> **Exercise task**: Note each line of the listing that contains the string "JSON", and copy it.

(A run of records)

>> START

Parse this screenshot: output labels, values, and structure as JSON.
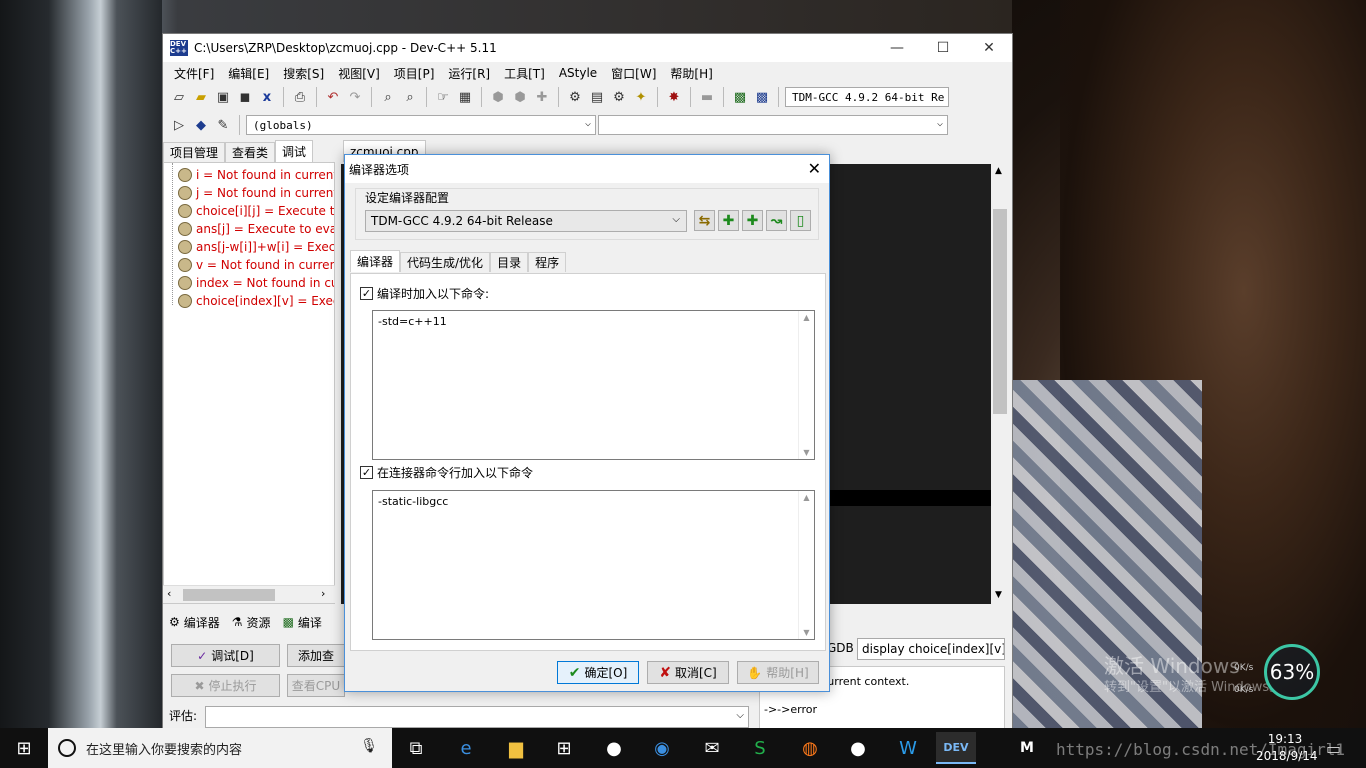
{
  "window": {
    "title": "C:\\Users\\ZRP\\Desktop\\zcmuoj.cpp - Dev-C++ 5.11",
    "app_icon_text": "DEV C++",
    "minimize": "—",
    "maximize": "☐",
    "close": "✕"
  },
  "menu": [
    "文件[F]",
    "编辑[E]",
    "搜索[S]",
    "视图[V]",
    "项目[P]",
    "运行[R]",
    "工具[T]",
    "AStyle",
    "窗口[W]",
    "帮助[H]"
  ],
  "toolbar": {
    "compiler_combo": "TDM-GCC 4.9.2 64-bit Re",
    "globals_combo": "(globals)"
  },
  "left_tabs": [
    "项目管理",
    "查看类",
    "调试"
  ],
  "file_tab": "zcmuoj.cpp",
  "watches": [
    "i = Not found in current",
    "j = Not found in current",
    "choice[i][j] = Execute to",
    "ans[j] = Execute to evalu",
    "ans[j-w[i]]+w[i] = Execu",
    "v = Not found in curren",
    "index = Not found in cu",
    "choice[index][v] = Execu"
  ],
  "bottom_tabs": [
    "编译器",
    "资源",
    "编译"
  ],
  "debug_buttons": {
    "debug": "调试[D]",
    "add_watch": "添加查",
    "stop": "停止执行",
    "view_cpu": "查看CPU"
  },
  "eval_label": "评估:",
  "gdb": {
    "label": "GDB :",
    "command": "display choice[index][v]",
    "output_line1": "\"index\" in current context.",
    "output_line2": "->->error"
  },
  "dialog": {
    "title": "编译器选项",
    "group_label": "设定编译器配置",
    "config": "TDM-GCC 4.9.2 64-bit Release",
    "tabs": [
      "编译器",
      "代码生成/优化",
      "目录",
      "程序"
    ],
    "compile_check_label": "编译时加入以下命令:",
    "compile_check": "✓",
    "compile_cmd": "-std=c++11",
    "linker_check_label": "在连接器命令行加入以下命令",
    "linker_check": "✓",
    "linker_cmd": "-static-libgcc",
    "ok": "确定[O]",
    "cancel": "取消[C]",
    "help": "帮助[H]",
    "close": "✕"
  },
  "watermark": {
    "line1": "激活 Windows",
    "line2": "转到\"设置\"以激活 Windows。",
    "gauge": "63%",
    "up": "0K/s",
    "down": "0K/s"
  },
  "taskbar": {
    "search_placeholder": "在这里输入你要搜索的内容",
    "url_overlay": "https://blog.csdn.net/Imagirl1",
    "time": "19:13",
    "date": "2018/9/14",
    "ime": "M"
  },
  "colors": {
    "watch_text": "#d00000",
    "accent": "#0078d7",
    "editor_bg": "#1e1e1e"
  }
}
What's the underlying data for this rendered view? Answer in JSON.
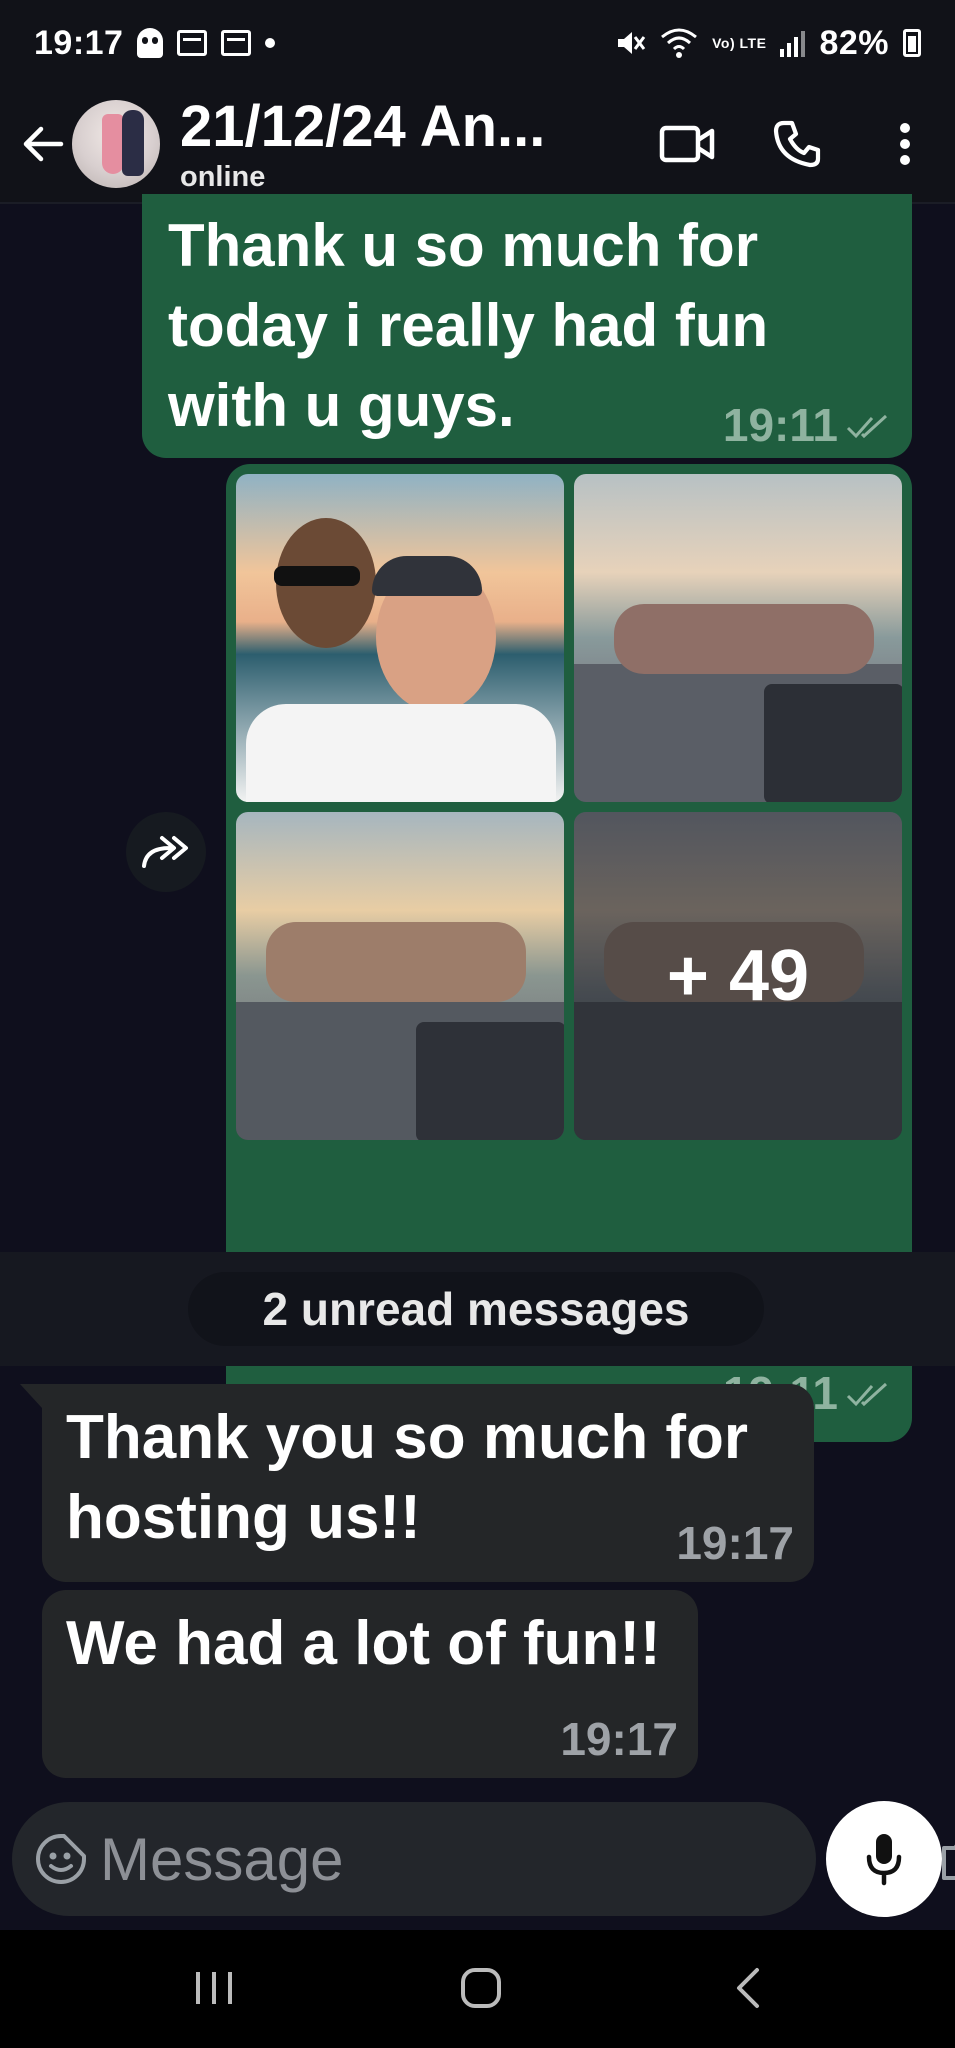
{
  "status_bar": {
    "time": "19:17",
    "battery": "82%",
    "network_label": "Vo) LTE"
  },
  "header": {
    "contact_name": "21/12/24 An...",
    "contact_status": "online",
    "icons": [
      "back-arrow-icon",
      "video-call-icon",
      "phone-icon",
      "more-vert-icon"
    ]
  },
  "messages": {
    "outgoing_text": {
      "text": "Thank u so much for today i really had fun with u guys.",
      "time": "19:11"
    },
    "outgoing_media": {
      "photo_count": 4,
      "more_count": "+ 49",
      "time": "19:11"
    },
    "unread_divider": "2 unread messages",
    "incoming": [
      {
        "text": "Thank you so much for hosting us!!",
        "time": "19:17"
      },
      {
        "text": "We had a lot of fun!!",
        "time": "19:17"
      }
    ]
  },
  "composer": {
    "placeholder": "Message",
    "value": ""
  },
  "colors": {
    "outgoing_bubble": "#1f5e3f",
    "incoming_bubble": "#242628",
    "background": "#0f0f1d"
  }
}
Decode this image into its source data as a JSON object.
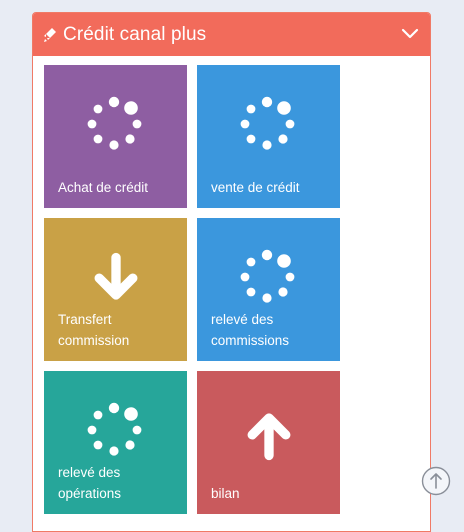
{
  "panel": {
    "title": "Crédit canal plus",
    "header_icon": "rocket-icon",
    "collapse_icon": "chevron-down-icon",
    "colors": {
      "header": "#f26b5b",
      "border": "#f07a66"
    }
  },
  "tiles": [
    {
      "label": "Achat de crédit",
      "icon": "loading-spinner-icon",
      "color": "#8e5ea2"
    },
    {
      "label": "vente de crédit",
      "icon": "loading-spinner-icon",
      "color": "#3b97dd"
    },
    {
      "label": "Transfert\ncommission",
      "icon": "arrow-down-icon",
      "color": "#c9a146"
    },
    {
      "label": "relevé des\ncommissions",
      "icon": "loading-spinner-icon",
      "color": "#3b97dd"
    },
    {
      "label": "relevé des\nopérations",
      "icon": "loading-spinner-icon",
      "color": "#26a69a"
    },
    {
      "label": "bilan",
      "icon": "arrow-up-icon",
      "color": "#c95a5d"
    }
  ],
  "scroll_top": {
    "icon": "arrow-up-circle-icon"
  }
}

>> END

> **Exercise result**:
Parse this screenshot: output labels, values, and structure as JSON.
What's the underlying data for this rendered view? Answer in JSON.
Decode this image into its source data as a JSON object.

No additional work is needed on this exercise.